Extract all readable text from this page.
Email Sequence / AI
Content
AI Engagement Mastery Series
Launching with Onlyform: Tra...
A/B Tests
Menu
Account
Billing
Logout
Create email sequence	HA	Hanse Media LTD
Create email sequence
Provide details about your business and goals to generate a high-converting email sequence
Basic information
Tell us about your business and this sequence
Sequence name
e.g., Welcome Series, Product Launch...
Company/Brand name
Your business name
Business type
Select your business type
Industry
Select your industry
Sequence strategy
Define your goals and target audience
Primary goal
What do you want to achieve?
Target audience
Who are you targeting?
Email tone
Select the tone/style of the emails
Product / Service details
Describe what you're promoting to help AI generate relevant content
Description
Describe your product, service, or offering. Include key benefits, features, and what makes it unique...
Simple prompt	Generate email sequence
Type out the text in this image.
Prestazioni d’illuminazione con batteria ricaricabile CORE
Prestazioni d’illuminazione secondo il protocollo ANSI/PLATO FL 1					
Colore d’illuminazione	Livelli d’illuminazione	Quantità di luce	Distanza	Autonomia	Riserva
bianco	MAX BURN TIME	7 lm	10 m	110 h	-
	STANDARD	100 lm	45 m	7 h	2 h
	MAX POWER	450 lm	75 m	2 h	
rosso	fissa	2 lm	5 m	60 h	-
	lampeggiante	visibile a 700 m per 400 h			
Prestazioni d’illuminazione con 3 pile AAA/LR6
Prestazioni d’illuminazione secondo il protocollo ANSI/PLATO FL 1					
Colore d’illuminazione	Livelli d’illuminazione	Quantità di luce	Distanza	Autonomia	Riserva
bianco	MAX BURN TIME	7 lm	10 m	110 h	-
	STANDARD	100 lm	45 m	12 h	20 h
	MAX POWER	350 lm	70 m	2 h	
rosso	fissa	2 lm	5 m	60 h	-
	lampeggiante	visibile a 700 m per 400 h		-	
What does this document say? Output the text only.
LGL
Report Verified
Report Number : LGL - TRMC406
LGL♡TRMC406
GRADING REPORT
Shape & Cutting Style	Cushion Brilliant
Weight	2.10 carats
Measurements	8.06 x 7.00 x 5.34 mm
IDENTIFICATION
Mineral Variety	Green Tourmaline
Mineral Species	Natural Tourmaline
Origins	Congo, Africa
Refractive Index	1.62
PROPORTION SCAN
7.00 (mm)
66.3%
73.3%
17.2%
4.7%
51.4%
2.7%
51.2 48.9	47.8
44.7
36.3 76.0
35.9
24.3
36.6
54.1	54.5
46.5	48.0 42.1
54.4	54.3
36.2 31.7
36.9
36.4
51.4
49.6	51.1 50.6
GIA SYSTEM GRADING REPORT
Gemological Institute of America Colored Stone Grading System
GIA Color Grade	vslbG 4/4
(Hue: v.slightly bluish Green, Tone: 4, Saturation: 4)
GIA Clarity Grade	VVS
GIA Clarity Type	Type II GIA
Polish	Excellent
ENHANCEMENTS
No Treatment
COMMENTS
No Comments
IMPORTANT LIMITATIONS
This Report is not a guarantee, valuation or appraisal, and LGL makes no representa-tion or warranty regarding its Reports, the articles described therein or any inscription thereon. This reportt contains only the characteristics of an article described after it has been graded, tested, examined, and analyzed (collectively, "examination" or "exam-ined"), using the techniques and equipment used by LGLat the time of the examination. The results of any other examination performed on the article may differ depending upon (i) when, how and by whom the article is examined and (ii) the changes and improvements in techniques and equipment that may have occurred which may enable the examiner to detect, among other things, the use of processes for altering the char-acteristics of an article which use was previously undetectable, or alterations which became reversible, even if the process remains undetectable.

Direction: Extract each line of the material exactly as it stands.

Answer to this exercise:
Extract all readable text from this page.
Email Sequence / AI
Content
AI Engagement Mastery Series
Launching with Onlyform: Tra...
A/B Tests
Menu
Account
Billing
Logout
Create email sequence	HA	Hanse Media LTD
Create email sequence
Provide details about your business and goals to generate a high-converting email sequence
Basic information
Tell us about your business and this sequence
Sequence name
e.g., Welcome Series, Product Launch...
Company/Brand name
Your business name
Business type
Select your business type
Industry
Select your industry
Sequence strategy
Define your goals and target audience
Primary goal
What do you want to achieve?
Target audience
Who are you targeting?
Email tone
Select the tone/style of the emails
Product / Service details
Describe what you're promoting to help AI generate relevant content
Description
Describe your product, service, or offering. Include key benefits, features, and what makes it unique...
Simple prompt	Generate email sequence
Type out the text in this image.
Prestazioni d’illuminazione con batteria ricaricabile CORE
Prestazioni d’illuminazione secondo il protocollo ANSI/PLATO FL 1					
Colore d’illuminazione	Livelli d’illuminazione	Quantità di luce	Distanza	Autonomia	Riserva
bianco	MAX BURN TIME	7 lm	10 m	110 h	-
	STANDARD	100 lm	45 m	7 h	2 h
	MAX POWER	450 lm	75 m	2 h	
rosso	fissa	2 lm	5 m	60 h	-
	lampeggiante	visibile a 700 m per 400 h			
Prestazioni d’illuminazione con 3 pile AAA/LR6
Prestazioni d’illuminazione secondo il protocollo ANSI/PLATO FL 1					
Colore d’illuminazione	Livelli d’illuminazione	Quantità di luce	Distanza	Autonomia	Riserva
bianco	MAX BURN TIME	7 lm	10 m	110 h	-
	STANDARD	100 lm	45 m	12 h	20 h
	MAX POWER	350 lm	70 m	2 h	
rosso	fissa	2 lm	5 m	60 h	-
	lampeggiante	visibile a 700 m per 400 h		-	
What does this document say? Output the text only.
LGL
Report Verified
Report Number : LGL - TRMC406
LGL♡TRMC406
GRADING REPORT
Shape & Cutting Style	Cushion Brilliant
Weight	2.10 carats
Measurements	8.06 x 7.00 x 5.34 mm
IDENTIFICATION
Mineral Variety	Green Tourmaline
Mineral Species	Natural Tourmaline
Origins	Congo, Africa
Refractive Index	1.62
PROPORTION SCAN
7.00 (mm)
66.3%
73.3%
17.2%
4.7%
51.4%
2.7%
51.2 48.9	47.8
44.7
36.3 76.0
35.9
24.3
36.6
54.1	54.5
46.5	48.0 42.1
54.4	54.3
36.2 31.7
36.9
36.4
51.4
49.6	51.1 50.6
GIA SYSTEM GRADING REPORT
Gemological Institute of America Colored Stone Grading System
GIA Color Grade	vslbG 4/4
(Hue: v.slightly bluish Green, Tone: 4, Saturation: 4)
GIA Clarity Grade	VVS
GIA Clarity Type	Type II GIA
Polish	Excellent
ENHANCEMENTS
No Treatment
COMMENTS
No Comments
IMPORTANT LIMITATIONS
This Report is not a guarantee, valuation or appraisal, and LGL makes no representa-tion or warranty regarding its Reports, the articles described therein or any inscription thereon. This reportt contains only the characteristics of an article described after it has been graded, tested, examined, and analyzed (collectively, "examination" or "exam-ined"), using the techniques and equipment used by LGLat the time of the examination. The results of any other examination performed on the article may differ depending upon (i) when, how and by whom the article is examined and (ii) the changes and improvements in techniques and equipment that may have occurred which may enable the examiner to detect, among other things, the use of processes for altering the char-acteristics of an article which use was previously undetectable, or alterations which became reversible, even if the process remains undetectable.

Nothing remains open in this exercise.